> _DATA SECTION_
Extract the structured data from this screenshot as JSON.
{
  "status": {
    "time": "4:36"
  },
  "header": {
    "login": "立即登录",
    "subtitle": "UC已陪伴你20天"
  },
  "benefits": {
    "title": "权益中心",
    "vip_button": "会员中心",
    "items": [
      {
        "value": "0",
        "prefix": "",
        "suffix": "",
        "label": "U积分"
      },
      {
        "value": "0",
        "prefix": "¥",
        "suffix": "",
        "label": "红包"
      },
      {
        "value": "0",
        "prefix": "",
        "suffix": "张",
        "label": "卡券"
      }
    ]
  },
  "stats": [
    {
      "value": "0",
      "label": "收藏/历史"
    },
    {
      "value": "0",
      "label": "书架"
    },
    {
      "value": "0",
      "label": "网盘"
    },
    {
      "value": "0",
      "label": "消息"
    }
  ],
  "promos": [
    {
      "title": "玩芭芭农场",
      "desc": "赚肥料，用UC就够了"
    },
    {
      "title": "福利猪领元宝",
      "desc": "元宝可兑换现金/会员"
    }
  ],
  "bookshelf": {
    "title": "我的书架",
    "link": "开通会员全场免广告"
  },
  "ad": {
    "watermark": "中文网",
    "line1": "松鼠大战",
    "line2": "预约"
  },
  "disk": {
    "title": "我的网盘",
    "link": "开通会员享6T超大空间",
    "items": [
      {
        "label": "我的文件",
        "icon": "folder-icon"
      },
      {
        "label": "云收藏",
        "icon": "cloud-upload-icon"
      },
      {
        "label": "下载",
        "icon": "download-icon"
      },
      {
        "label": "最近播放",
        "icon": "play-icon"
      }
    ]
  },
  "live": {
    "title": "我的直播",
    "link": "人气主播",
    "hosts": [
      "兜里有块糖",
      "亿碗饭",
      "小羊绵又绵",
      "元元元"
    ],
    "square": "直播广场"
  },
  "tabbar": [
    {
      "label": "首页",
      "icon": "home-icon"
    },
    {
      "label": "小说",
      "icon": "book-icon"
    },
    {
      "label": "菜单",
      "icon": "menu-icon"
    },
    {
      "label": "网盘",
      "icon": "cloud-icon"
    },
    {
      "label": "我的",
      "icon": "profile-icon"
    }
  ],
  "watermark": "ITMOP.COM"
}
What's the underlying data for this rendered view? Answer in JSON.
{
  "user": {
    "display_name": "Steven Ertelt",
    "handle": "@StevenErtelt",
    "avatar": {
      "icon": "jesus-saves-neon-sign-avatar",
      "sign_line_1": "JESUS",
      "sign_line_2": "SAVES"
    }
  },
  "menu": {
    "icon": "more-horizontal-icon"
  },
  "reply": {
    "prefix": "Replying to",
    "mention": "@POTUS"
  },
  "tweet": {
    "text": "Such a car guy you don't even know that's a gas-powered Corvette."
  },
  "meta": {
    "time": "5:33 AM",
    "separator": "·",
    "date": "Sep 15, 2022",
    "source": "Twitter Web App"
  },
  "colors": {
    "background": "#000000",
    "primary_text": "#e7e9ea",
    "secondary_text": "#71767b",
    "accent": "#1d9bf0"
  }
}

> _WHAT TO DO_
Go through the material and copy out every line with "this" in it.

> _TASK RESPONSE_
Extract the structured data from this screenshot as JSON.
What's the underlying data for this rendered view? Answer in JSON.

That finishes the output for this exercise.